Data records
==================================================

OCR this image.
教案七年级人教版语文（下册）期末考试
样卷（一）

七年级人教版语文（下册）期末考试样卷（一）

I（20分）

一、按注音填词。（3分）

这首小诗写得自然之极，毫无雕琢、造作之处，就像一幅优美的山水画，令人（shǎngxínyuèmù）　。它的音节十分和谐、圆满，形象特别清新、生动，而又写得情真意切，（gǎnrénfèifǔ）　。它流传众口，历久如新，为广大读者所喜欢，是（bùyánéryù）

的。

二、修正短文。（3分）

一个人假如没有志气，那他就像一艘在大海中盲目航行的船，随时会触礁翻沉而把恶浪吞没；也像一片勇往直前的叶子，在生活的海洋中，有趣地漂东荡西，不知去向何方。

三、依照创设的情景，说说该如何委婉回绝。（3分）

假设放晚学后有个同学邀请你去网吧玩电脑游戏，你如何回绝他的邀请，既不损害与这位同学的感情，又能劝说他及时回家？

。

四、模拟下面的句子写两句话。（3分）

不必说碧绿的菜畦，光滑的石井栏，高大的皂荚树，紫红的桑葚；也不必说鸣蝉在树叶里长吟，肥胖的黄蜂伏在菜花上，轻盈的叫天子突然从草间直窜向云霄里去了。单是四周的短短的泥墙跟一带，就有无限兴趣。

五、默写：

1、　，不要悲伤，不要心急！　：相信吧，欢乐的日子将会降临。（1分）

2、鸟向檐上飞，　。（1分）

==================================================

Output the records exactly, including every line.

Written solution:
OCR this image.
教案七年级人教版语文（下册）期末考试
样卷（一）

七年级人教版语文（下册）期末考试样卷（一）

I（20分）

一、按注音填词。（3分）

这首小诗写得自然之极，毫无雕琢、造作之处，就像一幅优美的山水画，令人（shǎngxínyuèmù）　。它的音节十分和谐、圆满，形象特别清新、生动，而又写得情真意切，（gǎnrénfèifǔ）　。它流传众口，历久如新，为广大读者所喜欢，是（bùyánéryù）

的。

二、修正短文。（3分）

一个人假如没有志气，那他就像一艘在大海中盲目航行的船，随时会触礁翻沉而把恶浪吞没；也像一片勇往直前的叶子，在生活的海洋中，有趣地漂东荡西，不知去向何方。

三、依照创设的情景，说说该如何委婉回绝。（3分）

假设放晚学后有个同学邀请你去网吧玩电脑游戏，你如何回绝他的邀请，既不损害与这位同学的感情，又能劝说他及时回家？

。

四、模拟下面的句子写两句话。（3分）

不必说碧绿的菜畦，光滑的石井栏，高大的皂荚树，紫红的桑葚；也不必说鸣蝉在树叶里长吟，肥胖的黄蜂伏在菜花上，轻盈的叫天子突然从草间直窜向云霄里去了。单是四周的短短的泥墙跟一带，就有无限兴趣。

五、默写：

1、　，不要悲伤，不要心急！　：相信吧，欢乐的日子将会降临。（1分）

2、鸟向檐上飞，　。（1分）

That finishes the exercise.